Dataset listings of figures:

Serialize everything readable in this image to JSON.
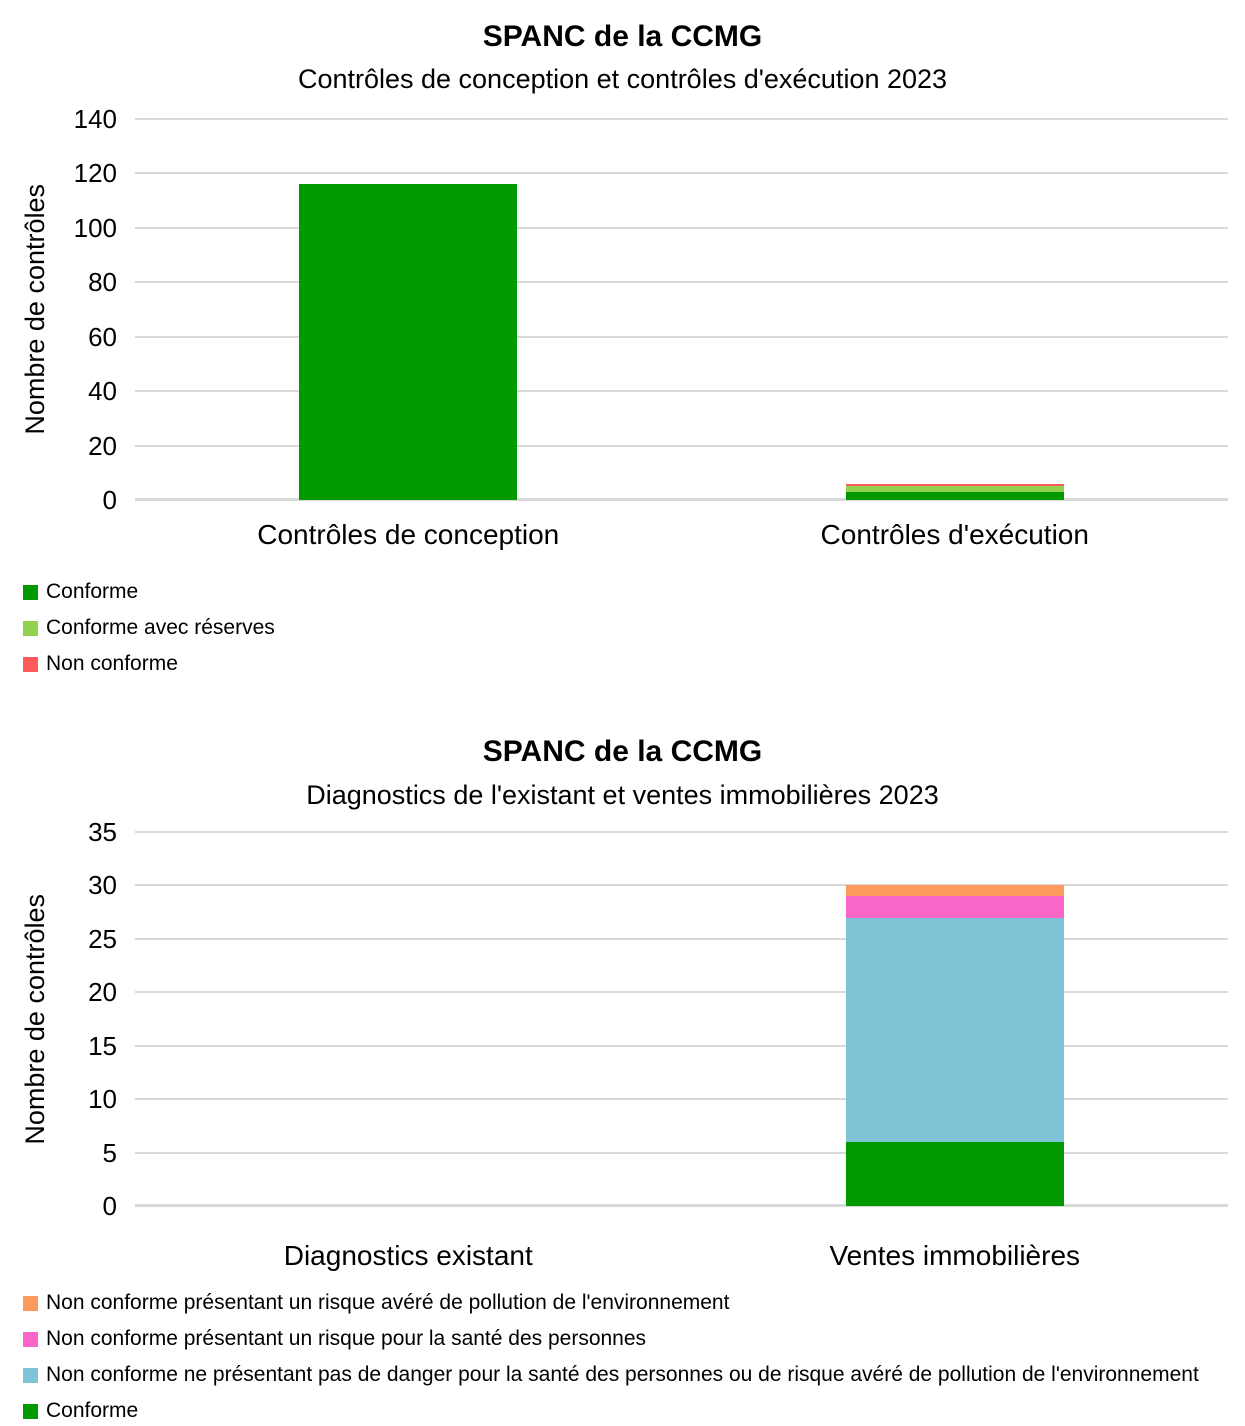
{
  "chart_data": [
    {
      "type": "bar",
      "stacked": true,
      "title": "SPANC de la CCMG",
      "subtitle": "Contrôles de conception et contrôles d'exécution 2023",
      "ylabel": "Nombre de contrôles",
      "xlabel": "",
      "ylim": [
        0,
        140
      ],
      "ytick_step": 20,
      "grid": true,
      "legend_position": "bottom-left",
      "categories": [
        "Contrôles de conception",
        "Contrôles d'exécution"
      ],
      "series": [
        {
          "name": "Conforme",
          "color": "#009900",
          "values": [
            116,
            3
          ]
        },
        {
          "name": "Conforme avec réserves",
          "color": "#92D050",
          "values": [
            0,
            2
          ]
        },
        {
          "name": "Non conforme",
          "color": "#FF5A5A",
          "values": [
            0,
            1
          ]
        }
      ],
      "legend": [
        "Conforme",
        "Conforme avec réserves",
        "Non conforme"
      ]
    },
    {
      "type": "bar",
      "stacked": true,
      "title": "SPANC de la CCMG",
      "subtitle": "Diagnostics de l'existant et ventes immobilières 2023",
      "ylabel": "Nombre de contrôles",
      "xlabel": "",
      "ylim": [
        0,
        35
      ],
      "ytick_step": 5,
      "grid": true,
      "legend_position": "bottom-left",
      "categories": [
        "Diagnostics existant",
        "Ventes immobilières"
      ],
      "series": [
        {
          "name": "Conforme",
          "color": "#009900",
          "values": [
            0,
            6
          ]
        },
        {
          "name": "Non conforme ne présentant pas de danger pour la santé des personnes ou de risque avéré de pollution de l'environnement",
          "color": "#7FC4D6",
          "values": [
            0,
            21
          ]
        },
        {
          "name": "Non conforme présentant un risque pour la santé des personnes",
          "color": "#F966C7",
          "values": [
            0,
            2
          ]
        },
        {
          "name": "Non conforme présentant un risque avéré de pollution de l'environnement",
          "color": "#FC9A5C",
          "values": [
            0,
            1
          ]
        }
      ],
      "legend": [
        "Non conforme présentant un risque avéré de pollution de l'environnement",
        "Non conforme présentant un risque pour la santé des personnes",
        "Non conforme ne présentant pas de danger pour la santé des personnes ou de risque avéré de pollution de l'environnement",
        "Conforme"
      ]
    }
  ],
  "colors": {
    "gridline": "#d9d9d9",
    "conforme": "#009900",
    "conforme_avec_reserves": "#92D050",
    "non_conforme": "#FF5A5A",
    "non_conforme_pollution": "#FC9A5C",
    "non_conforme_sante": "#F966C7",
    "non_conforme_sans_danger": "#7FC4D6"
  }
}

_Exercise prompt:_ Reproduce every record above exactly, but leave out the pictures.

_Solution for this problem:_
Serialize everything readable in this image to JSON.
{
  "chart_data": [
    {
      "type": "bar",
      "stacked": true,
      "title": "SPANC de la CCMG",
      "subtitle": "Contrôles de conception et contrôles d'exécution 2023",
      "ylabel": "Nombre de contrôles",
      "xlabel": "",
      "ylim": [
        0,
        140
      ],
      "ytick_step": 20,
      "grid": true,
      "legend_position": "bottom-left",
      "categories": [
        "Contrôles de conception",
        "Contrôles d'exécution"
      ],
      "series": [
        {
          "name": "Conforme",
          "color": "#009900",
          "values": [
            116,
            3
          ]
        },
        {
          "name": "Conforme avec réserves",
          "color": "#92D050",
          "values": [
            0,
            2
          ]
        },
        {
          "name": "Non conforme",
          "color": "#FF5A5A",
          "values": [
            0,
            1
          ]
        }
      ],
      "legend": [
        "Conforme",
        "Conforme avec réserves",
        "Non conforme"
      ]
    },
    {
      "type": "bar",
      "stacked": true,
      "title": "SPANC de la CCMG",
      "subtitle": "Diagnostics de l'existant et ventes immobilières 2023",
      "ylabel": "Nombre de contrôles",
      "xlabel": "",
      "ylim": [
        0,
        35
      ],
      "ytick_step": 5,
      "grid": true,
      "legend_position": "bottom-left",
      "categories": [
        "Diagnostics existant",
        "Ventes immobilières"
      ],
      "series": [
        {
          "name": "Conforme",
          "color": "#009900",
          "values": [
            0,
            6
          ]
        },
        {
          "name": "Non conforme ne présentant pas de danger pour la santé des personnes ou de risque avéré de pollution de l'environnement",
          "color": "#7FC4D6",
          "values": [
            0,
            21
          ]
        },
        {
          "name": "Non conforme présentant un risque pour la santé des personnes",
          "color": "#F966C7",
          "values": [
            0,
            2
          ]
        },
        {
          "name": "Non conforme présentant un risque avéré de pollution de l'environnement",
          "color": "#FC9A5C",
          "values": [
            0,
            1
          ]
        }
      ],
      "legend": [
        "Non conforme présentant un risque avéré de pollution de l'environnement",
        "Non conforme présentant un risque pour la santé des personnes",
        "Non conforme ne présentant pas de danger pour la santé des personnes ou de risque avéré de pollution de l'environnement",
        "Conforme"
      ]
    }
  ],
  "colors": {
    "gridline": "#d9d9d9",
    "conforme": "#009900",
    "conforme_avec_reserves": "#92D050",
    "non_conforme": "#FF5A5A",
    "non_conforme_pollution": "#FC9A5C",
    "non_conforme_sante": "#F966C7",
    "non_conforme_sans_danger": "#7FC4D6"
  }
}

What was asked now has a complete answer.